--- WHAT IS EXPECTED ---
Rename "interactable" to "clickable" everywhere in the rows below, keeping every other part of each line unchanged.

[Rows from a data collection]
# # # # #
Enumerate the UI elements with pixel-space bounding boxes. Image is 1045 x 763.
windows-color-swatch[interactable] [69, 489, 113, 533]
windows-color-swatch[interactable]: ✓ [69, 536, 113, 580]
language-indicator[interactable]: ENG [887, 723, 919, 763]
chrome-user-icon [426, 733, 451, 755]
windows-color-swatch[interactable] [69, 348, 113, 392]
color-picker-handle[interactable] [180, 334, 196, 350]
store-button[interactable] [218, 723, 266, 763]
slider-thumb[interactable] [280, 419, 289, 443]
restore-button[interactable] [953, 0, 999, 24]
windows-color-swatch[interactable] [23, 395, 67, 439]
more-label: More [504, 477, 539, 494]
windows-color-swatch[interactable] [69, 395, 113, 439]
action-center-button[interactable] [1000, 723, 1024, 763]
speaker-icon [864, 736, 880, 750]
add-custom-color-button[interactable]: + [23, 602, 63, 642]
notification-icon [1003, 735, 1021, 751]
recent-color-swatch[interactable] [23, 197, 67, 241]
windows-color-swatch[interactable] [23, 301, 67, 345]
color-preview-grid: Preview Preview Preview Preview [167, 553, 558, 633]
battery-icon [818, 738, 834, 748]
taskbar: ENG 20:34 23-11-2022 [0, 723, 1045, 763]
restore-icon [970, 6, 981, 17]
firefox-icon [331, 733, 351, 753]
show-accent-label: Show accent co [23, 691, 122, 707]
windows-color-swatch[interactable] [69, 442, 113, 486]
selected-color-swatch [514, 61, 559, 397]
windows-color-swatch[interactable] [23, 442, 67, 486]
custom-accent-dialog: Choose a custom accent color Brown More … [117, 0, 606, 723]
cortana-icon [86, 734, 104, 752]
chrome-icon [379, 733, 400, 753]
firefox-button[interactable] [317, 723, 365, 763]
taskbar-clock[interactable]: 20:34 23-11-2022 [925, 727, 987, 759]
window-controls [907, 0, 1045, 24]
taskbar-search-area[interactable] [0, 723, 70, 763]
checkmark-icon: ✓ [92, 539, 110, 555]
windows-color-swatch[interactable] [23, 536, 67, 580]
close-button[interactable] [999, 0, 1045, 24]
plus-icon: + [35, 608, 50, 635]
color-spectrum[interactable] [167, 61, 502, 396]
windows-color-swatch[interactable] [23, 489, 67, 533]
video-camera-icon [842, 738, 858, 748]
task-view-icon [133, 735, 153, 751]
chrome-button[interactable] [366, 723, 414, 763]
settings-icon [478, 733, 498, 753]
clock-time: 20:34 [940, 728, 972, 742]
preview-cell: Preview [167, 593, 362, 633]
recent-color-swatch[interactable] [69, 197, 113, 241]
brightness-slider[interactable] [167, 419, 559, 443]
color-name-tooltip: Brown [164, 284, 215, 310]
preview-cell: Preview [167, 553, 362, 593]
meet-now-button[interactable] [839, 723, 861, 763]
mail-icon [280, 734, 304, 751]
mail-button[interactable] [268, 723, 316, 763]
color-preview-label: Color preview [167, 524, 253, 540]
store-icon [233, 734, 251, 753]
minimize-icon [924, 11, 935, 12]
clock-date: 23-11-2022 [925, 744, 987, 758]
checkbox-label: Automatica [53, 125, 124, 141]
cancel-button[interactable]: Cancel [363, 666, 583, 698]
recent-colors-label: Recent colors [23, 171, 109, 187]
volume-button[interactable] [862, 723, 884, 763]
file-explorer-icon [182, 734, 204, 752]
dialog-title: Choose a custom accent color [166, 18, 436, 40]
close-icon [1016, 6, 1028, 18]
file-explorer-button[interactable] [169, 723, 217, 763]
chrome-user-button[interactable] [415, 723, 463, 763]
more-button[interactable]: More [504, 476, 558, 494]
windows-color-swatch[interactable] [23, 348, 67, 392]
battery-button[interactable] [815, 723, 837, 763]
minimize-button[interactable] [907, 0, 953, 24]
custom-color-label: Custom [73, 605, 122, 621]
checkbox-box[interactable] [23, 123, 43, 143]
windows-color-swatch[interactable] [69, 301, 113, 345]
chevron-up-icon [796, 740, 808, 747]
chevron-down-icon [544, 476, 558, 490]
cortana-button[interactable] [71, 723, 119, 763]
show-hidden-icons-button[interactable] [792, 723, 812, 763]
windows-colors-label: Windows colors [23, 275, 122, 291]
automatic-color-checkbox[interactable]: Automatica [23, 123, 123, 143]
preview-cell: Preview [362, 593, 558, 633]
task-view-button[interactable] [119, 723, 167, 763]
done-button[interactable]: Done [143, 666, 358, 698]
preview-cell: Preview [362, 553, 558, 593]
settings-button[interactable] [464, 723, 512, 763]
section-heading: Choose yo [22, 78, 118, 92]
# # # # #
--- RESPONSE TO THIS TASK ---
Enumerate the UI elements with pixel-space bounding boxes. Image is 1045 x 763.
windows-color-swatch[clickable] [69, 489, 113, 533]
windows-color-swatch[clickable]: ✓ [69, 536, 113, 580]
language-indicator[clickable]: ENG [887, 723, 919, 763]
chrome-user-icon [426, 733, 451, 755]
windows-color-swatch[clickable] [69, 348, 113, 392]
color-picker-handle[clickable] [180, 334, 196, 350]
store-button[clickable] [218, 723, 266, 763]
slider-thumb[clickable] [280, 419, 289, 443]
restore-button[clickable] [953, 0, 999, 24]
windows-color-swatch[clickable] [23, 395, 67, 439]
more-label: More [504, 477, 539, 494]
windows-color-swatch[clickable] [69, 395, 113, 439]
action-center-button[clickable] [1000, 723, 1024, 763]
speaker-icon [864, 736, 880, 750]
add-custom-color-button[clickable]: + [23, 602, 63, 642]
notification-icon [1003, 735, 1021, 751]
recent-color-swatch[clickable] [23, 197, 67, 241]
windows-color-swatch[clickable] [23, 301, 67, 345]
color-preview-grid: Preview Preview Preview Preview [167, 553, 558, 633]
battery-icon [818, 738, 834, 748]
taskbar: ENG 20:34 23-11-2022 [0, 723, 1045, 763]
restore-icon [970, 6, 981, 17]
firefox-icon [331, 733, 351, 753]
show-accent-label: Show accent co [23, 691, 122, 707]
windows-color-swatch[clickable] [69, 442, 113, 486]
selected-color-swatch [514, 61, 559, 397]
windows-color-swatch[clickable] [23, 442, 67, 486]
custom-accent-dialog: Choose a custom accent color Brown More … [117, 0, 606, 723]
cortana-icon [86, 734, 104, 752]
chrome-icon [379, 733, 400, 753]
firefox-button[clickable] [317, 723, 365, 763]
taskbar-clock[clickable]: 20:34 23-11-2022 [925, 727, 987, 759]
window-controls [907, 0, 1045, 24]
taskbar-search-area[clickable] [0, 723, 70, 763]
checkmark-icon: ✓ [92, 539, 110, 555]
windows-color-swatch[clickable] [23, 536, 67, 580]
close-button[clickable] [999, 0, 1045, 24]
plus-icon: + [35, 608, 50, 635]
color-spectrum[clickable] [167, 61, 502, 396]
windows-color-swatch[clickable] [23, 489, 67, 533]
video-camera-icon [842, 738, 858, 748]
task-view-icon [133, 735, 153, 751]
chrome-button[clickable] [366, 723, 414, 763]
settings-icon [478, 733, 498, 753]
clock-time: 20:34 [940, 728, 972, 742]
preview-cell: Preview [167, 593, 362, 633]
recent-color-swatch[clickable] [69, 197, 113, 241]
brightness-slider[clickable] [167, 419, 559, 443]
color-name-tooltip: Brown [164, 284, 215, 310]
preview-cell: Preview [167, 553, 362, 593]
meet-now-button[clickable] [839, 723, 861, 763]
mail-icon [280, 734, 304, 751]
mail-button[clickable] [268, 723, 316, 763]
color-preview-label: Color preview [167, 524, 253, 540]
store-icon [233, 734, 251, 753]
minimize-icon [924, 11, 935, 12]
clock-date: 23-11-2022 [925, 744, 987, 758]
checkbox-label: Automatica [53, 125, 124, 141]
cancel-button[clickable]: Cancel [363, 666, 583, 698]
recent-colors-label: Recent colors [23, 171, 109, 187]
volume-button[clickable] [862, 723, 884, 763]
file-explorer-icon [182, 734, 204, 752]
dialog-title: Choose a custom accent color [166, 18, 436, 40]
close-icon [1016, 6, 1028, 18]
file-explorer-button[clickable] [169, 723, 217, 763]
chrome-user-button[clickable] [415, 723, 463, 763]
more-button[clickable]: More [504, 476, 558, 494]
windows-color-swatch[clickable] [23, 348, 67, 392]
battery-button[clickable] [815, 723, 837, 763]
minimize-button[clickable] [907, 0, 953, 24]
custom-color-label: Custom [73, 605, 122, 621]
checkbox-box[clickable] [23, 123, 43, 143]
windows-color-swatch[clickable] [69, 301, 113, 345]
chevron-up-icon [796, 740, 808, 747]
chevron-down-icon [544, 476, 558, 490]
cortana-button[clickable] [71, 723, 119, 763]
show-hidden-icons-button[clickable] [792, 723, 812, 763]
windows-colors-label: Windows colors [23, 275, 122, 291]
automatic-color-checkbox[clickable]: Automatica [23, 123, 123, 143]
preview-cell: Preview [362, 593, 558, 633]
task-view-button[clickable] [119, 723, 167, 763]
done-button[clickable]: Done [143, 666, 358, 698]
preview-cell: Preview [362, 553, 558, 593]
settings-button[clickable] [464, 723, 512, 763]
section-heading: Choose yo [22, 78, 118, 92]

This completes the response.